## Aim
From the listing below, pick out each line with the word "ylabel".

## Provided information
• • •

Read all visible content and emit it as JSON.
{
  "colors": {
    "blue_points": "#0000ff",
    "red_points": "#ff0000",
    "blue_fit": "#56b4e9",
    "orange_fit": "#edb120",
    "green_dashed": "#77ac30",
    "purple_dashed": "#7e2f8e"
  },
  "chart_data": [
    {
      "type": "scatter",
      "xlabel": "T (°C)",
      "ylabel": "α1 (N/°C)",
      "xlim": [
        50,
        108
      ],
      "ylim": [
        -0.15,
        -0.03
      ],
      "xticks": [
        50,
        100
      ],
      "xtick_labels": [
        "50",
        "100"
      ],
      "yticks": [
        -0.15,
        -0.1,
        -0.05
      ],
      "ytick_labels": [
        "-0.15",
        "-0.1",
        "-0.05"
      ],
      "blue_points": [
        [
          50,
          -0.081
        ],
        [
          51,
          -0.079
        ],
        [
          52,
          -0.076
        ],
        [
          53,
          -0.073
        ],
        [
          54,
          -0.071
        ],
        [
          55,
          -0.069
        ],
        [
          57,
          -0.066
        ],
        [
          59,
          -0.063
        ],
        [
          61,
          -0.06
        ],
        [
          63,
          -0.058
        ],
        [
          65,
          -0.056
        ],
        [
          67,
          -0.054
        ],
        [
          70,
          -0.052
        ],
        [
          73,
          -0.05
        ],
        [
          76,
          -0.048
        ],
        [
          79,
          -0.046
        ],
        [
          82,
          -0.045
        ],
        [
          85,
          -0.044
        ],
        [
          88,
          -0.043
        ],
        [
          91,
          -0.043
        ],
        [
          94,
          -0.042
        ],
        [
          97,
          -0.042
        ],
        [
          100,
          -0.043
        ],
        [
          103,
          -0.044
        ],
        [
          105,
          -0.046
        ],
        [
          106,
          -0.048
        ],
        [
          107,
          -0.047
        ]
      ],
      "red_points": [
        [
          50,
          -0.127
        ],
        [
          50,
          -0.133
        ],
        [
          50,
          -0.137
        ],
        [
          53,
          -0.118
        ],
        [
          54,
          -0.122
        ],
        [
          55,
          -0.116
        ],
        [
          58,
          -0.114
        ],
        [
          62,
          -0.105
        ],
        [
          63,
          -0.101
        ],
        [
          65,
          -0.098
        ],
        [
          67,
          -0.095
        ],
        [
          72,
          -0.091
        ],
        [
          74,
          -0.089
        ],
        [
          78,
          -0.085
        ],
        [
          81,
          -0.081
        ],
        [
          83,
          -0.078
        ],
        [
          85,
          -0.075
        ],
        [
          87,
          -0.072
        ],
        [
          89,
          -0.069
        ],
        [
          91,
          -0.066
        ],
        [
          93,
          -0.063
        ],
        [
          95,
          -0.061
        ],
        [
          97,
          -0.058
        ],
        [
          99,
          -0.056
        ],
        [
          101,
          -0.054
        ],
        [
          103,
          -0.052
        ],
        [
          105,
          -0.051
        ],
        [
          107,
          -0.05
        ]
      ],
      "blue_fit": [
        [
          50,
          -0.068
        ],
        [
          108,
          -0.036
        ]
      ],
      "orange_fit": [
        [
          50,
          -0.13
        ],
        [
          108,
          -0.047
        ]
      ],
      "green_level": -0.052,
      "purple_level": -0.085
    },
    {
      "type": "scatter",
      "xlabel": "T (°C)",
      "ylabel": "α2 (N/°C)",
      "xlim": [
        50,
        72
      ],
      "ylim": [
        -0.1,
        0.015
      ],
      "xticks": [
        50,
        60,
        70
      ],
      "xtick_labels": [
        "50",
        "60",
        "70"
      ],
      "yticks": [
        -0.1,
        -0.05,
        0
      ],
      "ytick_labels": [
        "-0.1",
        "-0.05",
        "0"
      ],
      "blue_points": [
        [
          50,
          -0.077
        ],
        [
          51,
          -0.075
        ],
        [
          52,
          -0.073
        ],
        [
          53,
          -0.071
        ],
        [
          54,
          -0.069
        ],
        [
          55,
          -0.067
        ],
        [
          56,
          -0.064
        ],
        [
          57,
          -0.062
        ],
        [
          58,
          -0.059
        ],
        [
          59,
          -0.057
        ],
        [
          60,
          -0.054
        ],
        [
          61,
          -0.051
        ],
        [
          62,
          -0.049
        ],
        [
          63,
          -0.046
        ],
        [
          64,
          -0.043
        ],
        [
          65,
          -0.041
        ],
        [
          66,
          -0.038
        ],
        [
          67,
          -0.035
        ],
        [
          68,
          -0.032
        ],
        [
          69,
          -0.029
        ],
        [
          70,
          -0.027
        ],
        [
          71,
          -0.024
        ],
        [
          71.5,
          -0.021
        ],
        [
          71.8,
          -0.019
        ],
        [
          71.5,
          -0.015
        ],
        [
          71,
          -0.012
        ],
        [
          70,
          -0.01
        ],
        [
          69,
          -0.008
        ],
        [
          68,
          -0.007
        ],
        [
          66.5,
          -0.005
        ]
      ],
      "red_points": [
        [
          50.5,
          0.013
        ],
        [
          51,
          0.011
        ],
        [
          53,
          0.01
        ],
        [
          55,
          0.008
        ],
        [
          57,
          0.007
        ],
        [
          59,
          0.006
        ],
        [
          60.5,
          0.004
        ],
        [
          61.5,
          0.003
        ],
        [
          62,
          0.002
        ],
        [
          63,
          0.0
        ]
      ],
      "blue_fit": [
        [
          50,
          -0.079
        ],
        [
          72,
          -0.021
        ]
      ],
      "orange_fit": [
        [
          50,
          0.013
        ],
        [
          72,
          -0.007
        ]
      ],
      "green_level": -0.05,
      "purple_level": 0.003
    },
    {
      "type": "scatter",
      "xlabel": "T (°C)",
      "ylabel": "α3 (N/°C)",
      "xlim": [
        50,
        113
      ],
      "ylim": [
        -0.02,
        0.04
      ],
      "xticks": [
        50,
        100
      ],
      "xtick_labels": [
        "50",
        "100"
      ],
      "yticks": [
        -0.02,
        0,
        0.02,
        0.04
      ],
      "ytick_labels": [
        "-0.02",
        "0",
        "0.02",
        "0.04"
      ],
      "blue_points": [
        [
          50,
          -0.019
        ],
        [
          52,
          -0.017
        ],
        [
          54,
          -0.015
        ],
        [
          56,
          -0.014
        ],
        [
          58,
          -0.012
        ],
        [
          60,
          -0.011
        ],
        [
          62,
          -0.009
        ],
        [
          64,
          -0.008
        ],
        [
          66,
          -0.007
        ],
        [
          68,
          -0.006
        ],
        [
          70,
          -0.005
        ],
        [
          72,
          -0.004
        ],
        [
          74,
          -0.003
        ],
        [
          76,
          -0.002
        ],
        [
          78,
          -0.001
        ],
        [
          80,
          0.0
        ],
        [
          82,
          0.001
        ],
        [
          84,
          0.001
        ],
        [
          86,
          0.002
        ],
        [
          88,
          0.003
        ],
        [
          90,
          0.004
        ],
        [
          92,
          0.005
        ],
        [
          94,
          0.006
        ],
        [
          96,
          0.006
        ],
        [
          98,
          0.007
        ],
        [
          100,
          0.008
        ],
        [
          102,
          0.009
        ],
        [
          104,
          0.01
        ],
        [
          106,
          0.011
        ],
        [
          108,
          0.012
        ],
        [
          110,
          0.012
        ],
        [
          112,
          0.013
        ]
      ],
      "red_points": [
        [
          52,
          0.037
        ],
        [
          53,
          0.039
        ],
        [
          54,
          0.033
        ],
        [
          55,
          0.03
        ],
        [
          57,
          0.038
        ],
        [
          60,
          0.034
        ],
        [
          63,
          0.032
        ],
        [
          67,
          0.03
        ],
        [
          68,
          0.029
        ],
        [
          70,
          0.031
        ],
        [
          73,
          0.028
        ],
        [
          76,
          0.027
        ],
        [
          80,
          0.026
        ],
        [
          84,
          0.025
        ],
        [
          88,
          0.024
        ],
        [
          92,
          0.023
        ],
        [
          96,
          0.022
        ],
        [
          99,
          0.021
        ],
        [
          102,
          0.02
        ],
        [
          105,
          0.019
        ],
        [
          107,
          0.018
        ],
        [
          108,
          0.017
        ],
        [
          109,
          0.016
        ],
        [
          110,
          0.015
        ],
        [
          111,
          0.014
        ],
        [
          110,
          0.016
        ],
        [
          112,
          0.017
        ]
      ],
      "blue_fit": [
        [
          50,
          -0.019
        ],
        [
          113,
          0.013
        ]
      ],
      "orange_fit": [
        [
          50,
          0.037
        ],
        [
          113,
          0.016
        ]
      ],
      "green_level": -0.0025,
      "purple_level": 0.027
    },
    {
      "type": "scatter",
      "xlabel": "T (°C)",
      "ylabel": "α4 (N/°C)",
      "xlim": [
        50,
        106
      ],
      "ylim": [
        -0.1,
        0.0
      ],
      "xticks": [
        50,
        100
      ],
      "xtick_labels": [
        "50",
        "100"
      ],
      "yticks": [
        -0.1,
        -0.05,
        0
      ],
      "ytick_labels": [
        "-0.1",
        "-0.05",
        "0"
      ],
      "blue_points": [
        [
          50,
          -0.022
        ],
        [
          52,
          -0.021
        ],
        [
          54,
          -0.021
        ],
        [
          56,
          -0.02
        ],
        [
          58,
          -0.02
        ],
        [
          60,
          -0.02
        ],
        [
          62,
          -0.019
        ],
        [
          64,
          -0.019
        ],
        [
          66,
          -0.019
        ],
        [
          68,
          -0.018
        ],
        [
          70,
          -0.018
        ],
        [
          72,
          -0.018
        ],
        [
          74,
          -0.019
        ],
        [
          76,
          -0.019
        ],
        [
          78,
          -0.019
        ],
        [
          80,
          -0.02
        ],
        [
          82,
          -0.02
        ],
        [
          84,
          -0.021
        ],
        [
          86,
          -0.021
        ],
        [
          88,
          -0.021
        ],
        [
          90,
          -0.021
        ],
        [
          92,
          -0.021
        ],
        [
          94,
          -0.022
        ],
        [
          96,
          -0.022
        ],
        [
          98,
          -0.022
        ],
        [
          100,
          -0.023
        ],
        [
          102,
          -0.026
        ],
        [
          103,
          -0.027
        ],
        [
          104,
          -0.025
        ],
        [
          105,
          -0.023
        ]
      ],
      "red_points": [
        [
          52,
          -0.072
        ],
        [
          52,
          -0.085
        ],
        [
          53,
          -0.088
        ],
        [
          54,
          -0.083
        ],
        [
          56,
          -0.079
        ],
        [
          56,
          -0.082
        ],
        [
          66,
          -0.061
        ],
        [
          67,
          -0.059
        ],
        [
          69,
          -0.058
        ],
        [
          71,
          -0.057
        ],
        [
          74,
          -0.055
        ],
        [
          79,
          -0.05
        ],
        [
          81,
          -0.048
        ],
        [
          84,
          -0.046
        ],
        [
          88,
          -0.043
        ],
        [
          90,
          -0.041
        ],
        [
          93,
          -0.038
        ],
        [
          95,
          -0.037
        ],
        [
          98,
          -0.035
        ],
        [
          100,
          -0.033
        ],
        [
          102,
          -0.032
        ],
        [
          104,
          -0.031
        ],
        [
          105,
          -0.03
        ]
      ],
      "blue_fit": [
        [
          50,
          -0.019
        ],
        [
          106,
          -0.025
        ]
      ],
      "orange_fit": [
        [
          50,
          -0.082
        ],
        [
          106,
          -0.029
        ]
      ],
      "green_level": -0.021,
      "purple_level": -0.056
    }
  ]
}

• • •

## Written solution
      "ylabel": "α1 (N/°C)",
      "ylabel": "α2 (N/°C)",
      "ylabel": "α3 (N/°C)",
      "ylabel": "α4 (N/°C)",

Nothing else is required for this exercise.